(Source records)

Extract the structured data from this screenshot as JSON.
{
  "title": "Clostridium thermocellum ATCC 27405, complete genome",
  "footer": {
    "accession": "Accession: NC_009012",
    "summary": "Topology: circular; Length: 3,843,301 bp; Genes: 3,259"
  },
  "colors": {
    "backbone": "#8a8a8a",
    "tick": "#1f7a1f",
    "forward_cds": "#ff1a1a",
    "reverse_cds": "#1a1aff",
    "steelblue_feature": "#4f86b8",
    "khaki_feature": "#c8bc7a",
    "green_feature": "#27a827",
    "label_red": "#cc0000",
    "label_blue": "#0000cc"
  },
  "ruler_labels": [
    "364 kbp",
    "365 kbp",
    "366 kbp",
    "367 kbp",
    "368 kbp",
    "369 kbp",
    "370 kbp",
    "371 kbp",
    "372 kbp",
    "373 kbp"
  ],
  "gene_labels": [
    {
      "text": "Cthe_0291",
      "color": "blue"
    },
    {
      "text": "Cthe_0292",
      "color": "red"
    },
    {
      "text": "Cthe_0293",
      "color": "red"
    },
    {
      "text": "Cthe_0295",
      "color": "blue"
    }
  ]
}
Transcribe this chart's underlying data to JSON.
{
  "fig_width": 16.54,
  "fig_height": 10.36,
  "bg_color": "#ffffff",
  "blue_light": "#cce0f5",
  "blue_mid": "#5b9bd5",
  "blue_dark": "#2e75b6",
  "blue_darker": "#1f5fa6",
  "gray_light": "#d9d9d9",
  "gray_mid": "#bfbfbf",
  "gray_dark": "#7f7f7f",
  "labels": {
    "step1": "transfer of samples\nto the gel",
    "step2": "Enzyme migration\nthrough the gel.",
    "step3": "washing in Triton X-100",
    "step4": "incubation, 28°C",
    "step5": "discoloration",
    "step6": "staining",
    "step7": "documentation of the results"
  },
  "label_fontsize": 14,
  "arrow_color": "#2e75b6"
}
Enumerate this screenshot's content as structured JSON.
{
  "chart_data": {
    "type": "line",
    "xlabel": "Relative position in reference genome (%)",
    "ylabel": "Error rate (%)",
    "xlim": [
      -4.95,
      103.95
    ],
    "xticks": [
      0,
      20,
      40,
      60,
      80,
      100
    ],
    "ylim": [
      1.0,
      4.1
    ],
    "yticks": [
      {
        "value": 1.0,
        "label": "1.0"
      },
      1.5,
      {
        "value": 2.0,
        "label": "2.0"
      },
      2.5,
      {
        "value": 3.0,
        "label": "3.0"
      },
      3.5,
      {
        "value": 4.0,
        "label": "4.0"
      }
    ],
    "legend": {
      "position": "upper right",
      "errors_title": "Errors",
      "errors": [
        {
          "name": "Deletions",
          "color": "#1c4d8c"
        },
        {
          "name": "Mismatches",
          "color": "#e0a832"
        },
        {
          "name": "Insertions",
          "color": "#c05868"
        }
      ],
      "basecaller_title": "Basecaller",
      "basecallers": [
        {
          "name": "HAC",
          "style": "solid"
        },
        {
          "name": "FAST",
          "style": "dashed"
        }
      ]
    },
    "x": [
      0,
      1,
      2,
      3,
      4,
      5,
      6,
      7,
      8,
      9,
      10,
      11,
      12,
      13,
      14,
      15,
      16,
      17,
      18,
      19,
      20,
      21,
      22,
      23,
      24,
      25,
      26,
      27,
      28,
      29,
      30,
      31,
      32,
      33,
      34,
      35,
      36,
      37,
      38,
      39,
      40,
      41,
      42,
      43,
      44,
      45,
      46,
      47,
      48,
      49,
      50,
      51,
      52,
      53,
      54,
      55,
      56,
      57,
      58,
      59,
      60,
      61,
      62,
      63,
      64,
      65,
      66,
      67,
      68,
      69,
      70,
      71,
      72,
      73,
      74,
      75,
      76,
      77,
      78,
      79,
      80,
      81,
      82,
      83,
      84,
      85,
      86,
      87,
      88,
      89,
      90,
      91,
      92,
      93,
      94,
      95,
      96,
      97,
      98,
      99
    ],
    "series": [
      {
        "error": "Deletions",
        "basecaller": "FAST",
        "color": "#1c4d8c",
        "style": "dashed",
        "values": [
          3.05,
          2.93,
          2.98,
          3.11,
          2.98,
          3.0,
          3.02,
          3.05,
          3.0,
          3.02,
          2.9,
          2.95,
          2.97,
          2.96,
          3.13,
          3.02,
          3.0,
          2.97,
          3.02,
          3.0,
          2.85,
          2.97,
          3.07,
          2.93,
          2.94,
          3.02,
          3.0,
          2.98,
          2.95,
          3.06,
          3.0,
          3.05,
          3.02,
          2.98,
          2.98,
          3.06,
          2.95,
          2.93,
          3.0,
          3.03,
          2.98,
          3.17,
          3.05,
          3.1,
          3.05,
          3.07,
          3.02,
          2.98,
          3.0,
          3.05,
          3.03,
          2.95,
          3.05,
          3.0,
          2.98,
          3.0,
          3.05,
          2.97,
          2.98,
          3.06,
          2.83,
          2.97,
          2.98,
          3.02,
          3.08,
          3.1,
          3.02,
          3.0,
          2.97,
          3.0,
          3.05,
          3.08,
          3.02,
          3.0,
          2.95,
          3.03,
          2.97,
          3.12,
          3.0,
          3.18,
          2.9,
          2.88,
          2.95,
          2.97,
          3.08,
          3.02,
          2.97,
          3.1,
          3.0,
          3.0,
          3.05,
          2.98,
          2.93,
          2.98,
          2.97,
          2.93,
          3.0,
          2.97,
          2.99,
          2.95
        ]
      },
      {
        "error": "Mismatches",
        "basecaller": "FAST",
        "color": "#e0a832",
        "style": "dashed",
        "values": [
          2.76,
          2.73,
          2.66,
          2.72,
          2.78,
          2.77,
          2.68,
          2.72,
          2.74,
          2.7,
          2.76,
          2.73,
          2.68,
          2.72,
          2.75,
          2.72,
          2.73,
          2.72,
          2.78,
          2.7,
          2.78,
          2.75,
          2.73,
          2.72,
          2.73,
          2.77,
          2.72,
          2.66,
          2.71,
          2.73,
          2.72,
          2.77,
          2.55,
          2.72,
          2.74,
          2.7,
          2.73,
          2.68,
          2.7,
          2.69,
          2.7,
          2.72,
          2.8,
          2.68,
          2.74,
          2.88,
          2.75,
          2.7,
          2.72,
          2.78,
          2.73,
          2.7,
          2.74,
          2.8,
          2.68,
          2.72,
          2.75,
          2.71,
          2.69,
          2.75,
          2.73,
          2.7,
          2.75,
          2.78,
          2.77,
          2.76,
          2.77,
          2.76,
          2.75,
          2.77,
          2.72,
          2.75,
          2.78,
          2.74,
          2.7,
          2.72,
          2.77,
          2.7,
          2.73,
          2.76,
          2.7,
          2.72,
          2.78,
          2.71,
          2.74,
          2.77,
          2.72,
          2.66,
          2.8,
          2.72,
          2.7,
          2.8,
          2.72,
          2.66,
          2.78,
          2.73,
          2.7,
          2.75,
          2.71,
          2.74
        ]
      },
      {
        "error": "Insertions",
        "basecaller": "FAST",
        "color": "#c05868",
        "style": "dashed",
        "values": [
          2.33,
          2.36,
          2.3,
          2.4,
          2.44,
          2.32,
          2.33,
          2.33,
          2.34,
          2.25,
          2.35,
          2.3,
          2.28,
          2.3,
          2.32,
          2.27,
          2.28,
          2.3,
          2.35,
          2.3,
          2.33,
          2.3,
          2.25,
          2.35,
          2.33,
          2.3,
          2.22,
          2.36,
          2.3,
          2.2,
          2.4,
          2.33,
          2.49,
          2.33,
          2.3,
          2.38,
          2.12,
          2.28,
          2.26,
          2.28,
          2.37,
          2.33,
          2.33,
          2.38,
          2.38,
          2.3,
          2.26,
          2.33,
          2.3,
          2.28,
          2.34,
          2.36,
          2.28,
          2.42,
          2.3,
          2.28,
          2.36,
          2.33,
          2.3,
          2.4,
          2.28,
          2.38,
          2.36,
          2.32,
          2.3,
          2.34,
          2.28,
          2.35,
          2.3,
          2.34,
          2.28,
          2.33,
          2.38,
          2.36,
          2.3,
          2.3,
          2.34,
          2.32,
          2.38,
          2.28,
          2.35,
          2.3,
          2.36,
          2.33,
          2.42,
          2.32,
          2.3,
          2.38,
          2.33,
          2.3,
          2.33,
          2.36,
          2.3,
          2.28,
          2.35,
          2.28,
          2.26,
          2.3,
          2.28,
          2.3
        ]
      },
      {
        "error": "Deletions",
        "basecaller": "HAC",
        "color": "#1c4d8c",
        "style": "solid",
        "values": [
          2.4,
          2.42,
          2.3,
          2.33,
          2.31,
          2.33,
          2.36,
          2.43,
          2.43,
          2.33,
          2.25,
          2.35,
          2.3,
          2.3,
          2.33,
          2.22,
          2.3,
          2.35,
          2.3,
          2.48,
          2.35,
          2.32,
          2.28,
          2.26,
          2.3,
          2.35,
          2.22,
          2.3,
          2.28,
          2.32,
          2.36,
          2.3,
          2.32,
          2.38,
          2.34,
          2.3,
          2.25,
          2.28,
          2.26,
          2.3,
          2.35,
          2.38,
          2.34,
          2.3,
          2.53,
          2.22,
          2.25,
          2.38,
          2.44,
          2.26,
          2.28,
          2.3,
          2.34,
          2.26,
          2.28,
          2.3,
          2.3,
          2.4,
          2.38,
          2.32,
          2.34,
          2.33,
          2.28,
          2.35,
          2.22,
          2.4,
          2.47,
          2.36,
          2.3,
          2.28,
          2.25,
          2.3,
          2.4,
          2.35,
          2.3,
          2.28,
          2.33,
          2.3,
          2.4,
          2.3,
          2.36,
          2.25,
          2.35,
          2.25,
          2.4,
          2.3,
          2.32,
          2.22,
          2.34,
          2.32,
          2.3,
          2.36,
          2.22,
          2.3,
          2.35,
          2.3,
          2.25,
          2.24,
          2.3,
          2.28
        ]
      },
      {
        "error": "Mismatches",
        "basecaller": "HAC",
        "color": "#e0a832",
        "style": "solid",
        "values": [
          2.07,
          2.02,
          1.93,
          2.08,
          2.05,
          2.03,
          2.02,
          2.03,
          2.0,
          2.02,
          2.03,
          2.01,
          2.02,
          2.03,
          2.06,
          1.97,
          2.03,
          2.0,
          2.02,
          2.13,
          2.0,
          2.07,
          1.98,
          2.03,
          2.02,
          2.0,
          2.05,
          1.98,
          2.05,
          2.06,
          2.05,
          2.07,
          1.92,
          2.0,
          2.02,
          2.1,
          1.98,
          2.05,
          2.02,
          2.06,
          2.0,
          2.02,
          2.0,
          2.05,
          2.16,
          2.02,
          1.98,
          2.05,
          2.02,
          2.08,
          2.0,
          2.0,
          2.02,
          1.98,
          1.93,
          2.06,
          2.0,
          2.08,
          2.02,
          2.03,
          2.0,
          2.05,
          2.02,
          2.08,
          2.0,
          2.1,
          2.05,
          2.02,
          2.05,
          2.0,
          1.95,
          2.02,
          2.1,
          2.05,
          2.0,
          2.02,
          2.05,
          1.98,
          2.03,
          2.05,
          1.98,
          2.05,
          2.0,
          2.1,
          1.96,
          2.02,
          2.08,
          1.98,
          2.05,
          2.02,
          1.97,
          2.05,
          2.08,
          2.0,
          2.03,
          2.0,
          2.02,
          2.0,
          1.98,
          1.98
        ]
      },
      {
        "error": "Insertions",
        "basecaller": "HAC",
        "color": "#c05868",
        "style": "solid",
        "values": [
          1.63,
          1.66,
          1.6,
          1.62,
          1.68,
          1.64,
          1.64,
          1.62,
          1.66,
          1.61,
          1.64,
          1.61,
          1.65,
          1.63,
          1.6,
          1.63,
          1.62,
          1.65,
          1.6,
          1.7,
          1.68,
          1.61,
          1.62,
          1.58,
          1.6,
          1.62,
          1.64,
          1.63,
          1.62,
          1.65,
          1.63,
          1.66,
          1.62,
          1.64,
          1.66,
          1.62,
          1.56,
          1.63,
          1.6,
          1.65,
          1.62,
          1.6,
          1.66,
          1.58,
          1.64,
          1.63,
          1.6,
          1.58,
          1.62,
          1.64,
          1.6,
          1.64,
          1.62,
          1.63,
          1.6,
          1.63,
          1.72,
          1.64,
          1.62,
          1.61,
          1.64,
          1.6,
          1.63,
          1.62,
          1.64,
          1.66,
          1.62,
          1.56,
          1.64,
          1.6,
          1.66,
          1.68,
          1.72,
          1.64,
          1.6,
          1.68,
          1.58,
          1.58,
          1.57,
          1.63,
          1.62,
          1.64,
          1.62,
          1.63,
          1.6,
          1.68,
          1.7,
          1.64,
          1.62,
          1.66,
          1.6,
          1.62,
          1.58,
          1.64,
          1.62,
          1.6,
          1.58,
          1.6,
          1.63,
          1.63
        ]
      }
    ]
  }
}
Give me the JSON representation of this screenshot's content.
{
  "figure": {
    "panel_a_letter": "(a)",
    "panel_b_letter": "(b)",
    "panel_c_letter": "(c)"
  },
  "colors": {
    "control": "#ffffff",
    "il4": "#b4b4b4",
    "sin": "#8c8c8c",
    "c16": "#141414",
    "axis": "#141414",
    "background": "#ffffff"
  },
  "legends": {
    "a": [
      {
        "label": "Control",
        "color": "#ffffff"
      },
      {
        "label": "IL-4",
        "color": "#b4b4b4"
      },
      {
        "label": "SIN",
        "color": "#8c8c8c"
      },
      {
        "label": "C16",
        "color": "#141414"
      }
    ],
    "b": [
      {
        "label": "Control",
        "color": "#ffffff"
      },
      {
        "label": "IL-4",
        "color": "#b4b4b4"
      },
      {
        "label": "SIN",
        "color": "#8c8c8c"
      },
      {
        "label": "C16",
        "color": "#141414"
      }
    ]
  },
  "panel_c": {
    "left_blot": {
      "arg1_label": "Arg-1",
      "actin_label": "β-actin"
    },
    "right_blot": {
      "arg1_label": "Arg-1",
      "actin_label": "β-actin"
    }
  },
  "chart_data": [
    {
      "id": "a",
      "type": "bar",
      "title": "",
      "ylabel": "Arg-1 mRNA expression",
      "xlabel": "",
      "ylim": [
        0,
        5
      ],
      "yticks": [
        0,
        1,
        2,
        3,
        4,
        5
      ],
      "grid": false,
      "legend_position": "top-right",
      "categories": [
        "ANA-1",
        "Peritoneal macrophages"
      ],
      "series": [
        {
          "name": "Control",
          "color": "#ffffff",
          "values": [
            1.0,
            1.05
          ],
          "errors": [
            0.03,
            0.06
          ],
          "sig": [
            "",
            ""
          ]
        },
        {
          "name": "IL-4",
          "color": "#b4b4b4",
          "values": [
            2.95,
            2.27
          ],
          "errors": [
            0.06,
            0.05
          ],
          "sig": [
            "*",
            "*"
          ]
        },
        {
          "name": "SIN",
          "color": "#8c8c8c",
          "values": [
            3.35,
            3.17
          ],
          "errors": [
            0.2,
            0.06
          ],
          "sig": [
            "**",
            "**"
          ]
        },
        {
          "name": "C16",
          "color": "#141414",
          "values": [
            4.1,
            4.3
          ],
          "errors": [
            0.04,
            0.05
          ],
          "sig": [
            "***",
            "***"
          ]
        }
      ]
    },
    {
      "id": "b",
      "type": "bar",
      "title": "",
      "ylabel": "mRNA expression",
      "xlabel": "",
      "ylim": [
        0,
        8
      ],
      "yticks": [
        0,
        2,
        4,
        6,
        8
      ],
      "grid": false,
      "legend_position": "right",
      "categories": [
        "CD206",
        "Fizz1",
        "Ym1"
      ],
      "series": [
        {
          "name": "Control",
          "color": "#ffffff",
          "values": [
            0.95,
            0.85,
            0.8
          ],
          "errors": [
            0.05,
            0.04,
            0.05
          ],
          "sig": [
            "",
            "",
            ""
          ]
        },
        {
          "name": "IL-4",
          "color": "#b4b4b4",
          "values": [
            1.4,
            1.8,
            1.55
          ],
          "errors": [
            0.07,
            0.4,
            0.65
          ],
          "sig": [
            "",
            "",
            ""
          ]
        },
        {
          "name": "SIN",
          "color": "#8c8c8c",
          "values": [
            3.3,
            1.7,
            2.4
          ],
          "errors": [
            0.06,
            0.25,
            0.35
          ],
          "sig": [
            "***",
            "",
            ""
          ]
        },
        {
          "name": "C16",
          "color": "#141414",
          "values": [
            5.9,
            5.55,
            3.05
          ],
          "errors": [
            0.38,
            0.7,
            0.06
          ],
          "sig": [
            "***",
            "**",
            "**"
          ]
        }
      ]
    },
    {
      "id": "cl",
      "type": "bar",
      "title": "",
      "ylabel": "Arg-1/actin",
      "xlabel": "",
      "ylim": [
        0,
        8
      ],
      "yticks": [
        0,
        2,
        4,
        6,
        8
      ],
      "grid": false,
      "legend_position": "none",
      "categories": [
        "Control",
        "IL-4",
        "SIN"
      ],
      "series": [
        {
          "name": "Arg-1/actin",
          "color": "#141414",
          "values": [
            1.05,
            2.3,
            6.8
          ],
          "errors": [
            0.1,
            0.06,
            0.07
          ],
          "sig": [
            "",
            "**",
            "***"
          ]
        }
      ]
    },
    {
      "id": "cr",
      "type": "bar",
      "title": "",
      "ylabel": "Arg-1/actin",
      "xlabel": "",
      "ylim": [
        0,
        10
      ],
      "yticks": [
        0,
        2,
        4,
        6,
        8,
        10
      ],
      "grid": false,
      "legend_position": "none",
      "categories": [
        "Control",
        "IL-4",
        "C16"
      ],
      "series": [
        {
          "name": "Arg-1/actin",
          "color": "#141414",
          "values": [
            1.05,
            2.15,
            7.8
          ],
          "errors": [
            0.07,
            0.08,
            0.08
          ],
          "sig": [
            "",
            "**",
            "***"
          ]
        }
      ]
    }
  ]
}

[Your goal] For each line above that includes "genome", make a copy.

[Solution to this exercise]
  "title": "Clostridium thermocellum ATCC 27405, complete genome",
    "xlabel": "Relative position in reference genome (%)",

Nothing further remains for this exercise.